Each line below is to be written out in full, exactly as shown.

-- Start of DATA SUPPLIED --

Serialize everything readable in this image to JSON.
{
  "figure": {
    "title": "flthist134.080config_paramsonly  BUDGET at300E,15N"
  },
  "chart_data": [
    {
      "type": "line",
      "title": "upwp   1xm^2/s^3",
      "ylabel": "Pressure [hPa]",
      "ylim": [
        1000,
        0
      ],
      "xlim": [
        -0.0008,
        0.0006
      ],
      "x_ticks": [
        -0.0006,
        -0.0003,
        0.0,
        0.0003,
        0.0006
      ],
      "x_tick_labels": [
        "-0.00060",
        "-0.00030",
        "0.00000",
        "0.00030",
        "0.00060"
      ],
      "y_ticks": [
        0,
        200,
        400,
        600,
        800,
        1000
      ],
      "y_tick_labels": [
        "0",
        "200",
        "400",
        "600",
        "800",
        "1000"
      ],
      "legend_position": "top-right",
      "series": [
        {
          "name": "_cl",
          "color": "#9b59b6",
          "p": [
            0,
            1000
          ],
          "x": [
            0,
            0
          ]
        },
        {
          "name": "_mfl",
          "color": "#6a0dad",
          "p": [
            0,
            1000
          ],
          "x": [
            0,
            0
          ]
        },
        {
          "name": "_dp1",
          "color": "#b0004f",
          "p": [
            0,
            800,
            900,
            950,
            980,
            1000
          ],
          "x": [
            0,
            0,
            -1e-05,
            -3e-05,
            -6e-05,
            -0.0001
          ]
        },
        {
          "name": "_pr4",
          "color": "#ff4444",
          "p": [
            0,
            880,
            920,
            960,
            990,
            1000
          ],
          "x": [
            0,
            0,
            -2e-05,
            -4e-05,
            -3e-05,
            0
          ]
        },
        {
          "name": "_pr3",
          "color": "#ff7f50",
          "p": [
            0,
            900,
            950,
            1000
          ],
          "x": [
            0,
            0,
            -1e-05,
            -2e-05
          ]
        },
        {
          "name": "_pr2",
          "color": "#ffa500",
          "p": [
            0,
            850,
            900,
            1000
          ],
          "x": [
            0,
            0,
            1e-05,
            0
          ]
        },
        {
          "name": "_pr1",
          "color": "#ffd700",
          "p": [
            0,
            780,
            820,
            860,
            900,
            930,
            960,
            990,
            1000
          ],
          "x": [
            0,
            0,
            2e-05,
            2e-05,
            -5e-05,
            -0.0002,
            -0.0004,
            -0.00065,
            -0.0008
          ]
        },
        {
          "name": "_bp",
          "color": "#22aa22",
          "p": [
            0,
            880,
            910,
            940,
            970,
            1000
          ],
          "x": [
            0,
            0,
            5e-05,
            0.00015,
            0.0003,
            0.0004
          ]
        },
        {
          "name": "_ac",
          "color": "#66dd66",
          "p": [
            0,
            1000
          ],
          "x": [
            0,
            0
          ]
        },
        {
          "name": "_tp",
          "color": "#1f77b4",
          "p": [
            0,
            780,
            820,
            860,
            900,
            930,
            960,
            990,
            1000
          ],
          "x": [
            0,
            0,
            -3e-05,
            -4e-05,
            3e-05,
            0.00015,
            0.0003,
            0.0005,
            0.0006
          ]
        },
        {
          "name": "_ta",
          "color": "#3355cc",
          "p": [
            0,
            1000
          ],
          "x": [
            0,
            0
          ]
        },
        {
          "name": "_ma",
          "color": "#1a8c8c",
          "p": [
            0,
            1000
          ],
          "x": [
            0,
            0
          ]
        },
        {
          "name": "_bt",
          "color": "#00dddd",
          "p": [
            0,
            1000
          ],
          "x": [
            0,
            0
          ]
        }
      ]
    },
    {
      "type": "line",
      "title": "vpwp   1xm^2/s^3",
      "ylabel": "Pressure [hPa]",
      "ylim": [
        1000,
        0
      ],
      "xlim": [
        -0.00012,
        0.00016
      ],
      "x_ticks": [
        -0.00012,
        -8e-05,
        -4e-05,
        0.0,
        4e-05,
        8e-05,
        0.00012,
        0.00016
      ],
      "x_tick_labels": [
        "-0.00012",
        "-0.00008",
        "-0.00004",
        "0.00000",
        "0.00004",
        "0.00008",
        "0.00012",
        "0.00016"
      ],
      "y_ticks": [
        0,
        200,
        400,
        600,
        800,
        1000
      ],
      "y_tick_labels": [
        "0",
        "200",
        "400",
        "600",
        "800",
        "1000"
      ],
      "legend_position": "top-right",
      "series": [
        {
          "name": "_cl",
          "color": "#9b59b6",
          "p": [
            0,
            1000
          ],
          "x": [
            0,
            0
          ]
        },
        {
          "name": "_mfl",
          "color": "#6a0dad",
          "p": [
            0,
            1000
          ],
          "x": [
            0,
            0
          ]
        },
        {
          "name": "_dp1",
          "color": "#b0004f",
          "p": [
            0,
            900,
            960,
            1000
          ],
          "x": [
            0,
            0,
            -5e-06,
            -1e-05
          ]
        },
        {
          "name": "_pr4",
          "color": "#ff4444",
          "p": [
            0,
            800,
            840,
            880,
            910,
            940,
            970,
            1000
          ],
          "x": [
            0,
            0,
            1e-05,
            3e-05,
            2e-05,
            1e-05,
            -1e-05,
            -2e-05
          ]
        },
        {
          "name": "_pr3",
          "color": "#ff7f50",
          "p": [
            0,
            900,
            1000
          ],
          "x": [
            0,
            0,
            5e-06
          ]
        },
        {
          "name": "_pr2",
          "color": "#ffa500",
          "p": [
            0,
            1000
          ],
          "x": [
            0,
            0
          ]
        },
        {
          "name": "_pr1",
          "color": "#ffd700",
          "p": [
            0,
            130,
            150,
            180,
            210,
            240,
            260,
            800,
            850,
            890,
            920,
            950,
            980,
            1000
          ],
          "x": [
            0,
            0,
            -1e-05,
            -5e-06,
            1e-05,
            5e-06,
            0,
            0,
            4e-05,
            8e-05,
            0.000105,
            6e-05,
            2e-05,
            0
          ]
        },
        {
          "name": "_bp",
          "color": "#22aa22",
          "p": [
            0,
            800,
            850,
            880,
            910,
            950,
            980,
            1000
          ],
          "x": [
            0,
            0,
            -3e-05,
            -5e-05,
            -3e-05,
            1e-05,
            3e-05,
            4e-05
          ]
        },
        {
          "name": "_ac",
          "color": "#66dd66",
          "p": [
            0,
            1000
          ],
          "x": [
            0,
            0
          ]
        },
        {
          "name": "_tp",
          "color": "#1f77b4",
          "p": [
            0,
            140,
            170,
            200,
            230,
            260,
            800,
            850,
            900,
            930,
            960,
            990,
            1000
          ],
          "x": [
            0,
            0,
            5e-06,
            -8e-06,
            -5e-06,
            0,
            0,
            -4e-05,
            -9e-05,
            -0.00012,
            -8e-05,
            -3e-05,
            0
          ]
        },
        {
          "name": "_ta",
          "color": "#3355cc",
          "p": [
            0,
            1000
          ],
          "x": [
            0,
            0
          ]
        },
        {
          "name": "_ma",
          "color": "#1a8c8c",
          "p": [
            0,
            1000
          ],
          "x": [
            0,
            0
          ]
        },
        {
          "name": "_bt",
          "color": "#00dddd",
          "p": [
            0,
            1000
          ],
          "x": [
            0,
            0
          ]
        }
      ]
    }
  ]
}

-- End of DATA SUPPLIED --

● **FINISHED TASK**
Serialize everything readable in this image to JSON.
{
  "figure": {
    "title": "flthist134.080config_paramsonly  BUDGET at300E,15N"
  },
  "chart_data": [
    {
      "type": "line",
      "title": "upwp   1xm^2/s^3",
      "ylabel": "Pressure [hPa]",
      "ylim": [
        1000,
        0
      ],
      "xlim": [
        -0.0008,
        0.0006
      ],
      "x_ticks": [
        -0.0006,
        -0.0003,
        0.0,
        0.0003,
        0.0006
      ],
      "x_tick_labels": [
        "-0.00060",
        "-0.00030",
        "0.00000",
        "0.00030",
        "0.00060"
      ],
      "y_ticks": [
        0,
        200,
        400,
        600,
        800,
        1000
      ],
      "y_tick_labels": [
        "0",
        "200",
        "400",
        "600",
        "800",
        "1000"
      ],
      "legend_position": "top-right",
      "series": [
        {
          "name": "_cl",
          "color": "#9b59b6",
          "p": [
            0,
            1000
          ],
          "x": [
            0,
            0
          ]
        },
        {
          "name": "_mfl",
          "color": "#6a0dad",
          "p": [
            0,
            1000
          ],
          "x": [
            0,
            0
          ]
        },
        {
          "name": "_dp1",
          "color": "#b0004f",
          "p": [
            0,
            800,
            900,
            950,
            980,
            1000
          ],
          "x": [
            0,
            0,
            -1e-05,
            -3e-05,
            -6e-05,
            -0.0001
          ]
        },
        {
          "name": "_pr4",
          "color": "#ff4444",
          "p": [
            0,
            880,
            920,
            960,
            990,
            1000
          ],
          "x": [
            0,
            0,
            -2e-05,
            -4e-05,
            -3e-05,
            0
          ]
        },
        {
          "name": "_pr3",
          "color": "#ff7f50",
          "p": [
            0,
            900,
            950,
            1000
          ],
          "x": [
            0,
            0,
            -1e-05,
            -2e-05
          ]
        },
        {
          "name": "_pr2",
          "color": "#ffa500",
          "p": [
            0,
            850,
            900,
            1000
          ],
          "x": [
            0,
            0,
            1e-05,
            0
          ]
        },
        {
          "name": "_pr1",
          "color": "#ffd700",
          "p": [
            0,
            780,
            820,
            860,
            900,
            930,
            960,
            990,
            1000
          ],
          "x": [
            0,
            0,
            2e-05,
            2e-05,
            -5e-05,
            -0.0002,
            -0.0004,
            -0.00065,
            -0.0008
          ]
        },
        {
          "name": "_bp",
          "color": "#22aa22",
          "p": [
            0,
            880,
            910,
            940,
            970,
            1000
          ],
          "x": [
            0,
            0,
            5e-05,
            0.00015,
            0.0003,
            0.0004
          ]
        },
        {
          "name": "_ac",
          "color": "#66dd66",
          "p": [
            0,
            1000
          ],
          "x": [
            0,
            0
          ]
        },
        {
          "name": "_tp",
          "color": "#1f77b4",
          "p": [
            0,
            780,
            820,
            860,
            900,
            930,
            960,
            990,
            1000
          ],
          "x": [
            0,
            0,
            -3e-05,
            -4e-05,
            3e-05,
            0.00015,
            0.0003,
            0.0005,
            0.0006
          ]
        },
        {
          "name": "_ta",
          "color": "#3355cc",
          "p": [
            0,
            1000
          ],
          "x": [
            0,
            0
          ]
        },
        {
          "name": "_ma",
          "color": "#1a8c8c",
          "p": [
            0,
            1000
          ],
          "x": [
            0,
            0
          ]
        },
        {
          "name": "_bt",
          "color": "#00dddd",
          "p": [
            0,
            1000
          ],
          "x": [
            0,
            0
          ]
        }
      ]
    },
    {
      "type": "line",
      "title": "vpwp   1xm^2/s^3",
      "ylabel": "Pressure [hPa]",
      "ylim": [
        1000,
        0
      ],
      "xlim": [
        -0.00012,
        0.00016
      ],
      "x_ticks": [
        -0.00012,
        -8e-05,
        -4e-05,
        0.0,
        4e-05,
        8e-05,
        0.00012,
        0.00016
      ],
      "x_tick_labels": [
        "-0.00012",
        "-0.00008",
        "-0.00004",
        "0.00000",
        "0.00004",
        "0.00008",
        "0.00012",
        "0.00016"
      ],
      "y_ticks": [
        0,
        200,
        400,
        600,
        800,
        1000
      ],
      "y_tick_labels": [
        "0",
        "200",
        "400",
        "600",
        "800",
        "1000"
      ],
      "legend_position": "top-right",
      "series": [
        {
          "name": "_cl",
          "color": "#9b59b6",
          "p": [
            0,
            1000
          ],
          "x": [
            0,
            0
          ]
        },
        {
          "name": "_mfl",
          "color": "#6a0dad",
          "p": [
            0,
            1000
          ],
          "x": [
            0,
            0
          ]
        },
        {
          "name": "_dp1",
          "color": "#b0004f",
          "p": [
            0,
            900,
            960,
            1000
          ],
          "x": [
            0,
            0,
            -5e-06,
            -1e-05
          ]
        },
        {
          "name": "_pr4",
          "color": "#ff4444",
          "p": [
            0,
            800,
            840,
            880,
            910,
            940,
            970,
            1000
          ],
          "x": [
            0,
            0,
            1e-05,
            3e-05,
            2e-05,
            1e-05,
            -1e-05,
            -2e-05
          ]
        },
        {
          "name": "_pr3",
          "color": "#ff7f50",
          "p": [
            0,
            900,
            1000
          ],
          "x": [
            0,
            0,
            5e-06
          ]
        },
        {
          "name": "_pr2",
          "color": "#ffa500",
          "p": [
            0,
            1000
          ],
          "x": [
            0,
            0
          ]
        },
        {
          "name": "_pr1",
          "color": "#ffd700",
          "p": [
            0,
            130,
            150,
            180,
            210,
            240,
            260,
            800,
            850,
            890,
            920,
            950,
            980,
            1000
          ],
          "x": [
            0,
            0,
            -1e-05,
            -5e-06,
            1e-05,
            5e-06,
            0,
            0,
            4e-05,
            8e-05,
            0.000105,
            6e-05,
            2e-05,
            0
          ]
        },
        {
          "name": "_bp",
          "color": "#22aa22",
          "p": [
            0,
            800,
            850,
            880,
            910,
            950,
            980,
            1000
          ],
          "x": [
            0,
            0,
            -3e-05,
            -5e-05,
            -3e-05,
            1e-05,
            3e-05,
            4e-05
          ]
        },
        {
          "name": "_ac",
          "color": "#66dd66",
          "p": [
            0,
            1000
          ],
          "x": [
            0,
            0
          ]
        },
        {
          "name": "_tp",
          "color": "#1f77b4",
          "p": [
            0,
            140,
            170,
            200,
            230,
            260,
            800,
            850,
            900,
            930,
            960,
            990,
            1000
          ],
          "x": [
            0,
            0,
            5e-06,
            -8e-06,
            -5e-06,
            0,
            0,
            -4e-05,
            -9e-05,
            -0.00012,
            -8e-05,
            -3e-05,
            0
          ]
        },
        {
          "name": "_ta",
          "color": "#3355cc",
          "p": [
            0,
            1000
          ],
          "x": [
            0,
            0
          ]
        },
        {
          "name": "_ma",
          "color": "#1a8c8c",
          "p": [
            0,
            1000
          ],
          "x": [
            0,
            0
          ]
        },
        {
          "name": "_bt",
          "color": "#00dddd",
          "p": [
            0,
            1000
          ],
          "x": [
            0,
            0
          ]
        }
      ]
    }
  ]
}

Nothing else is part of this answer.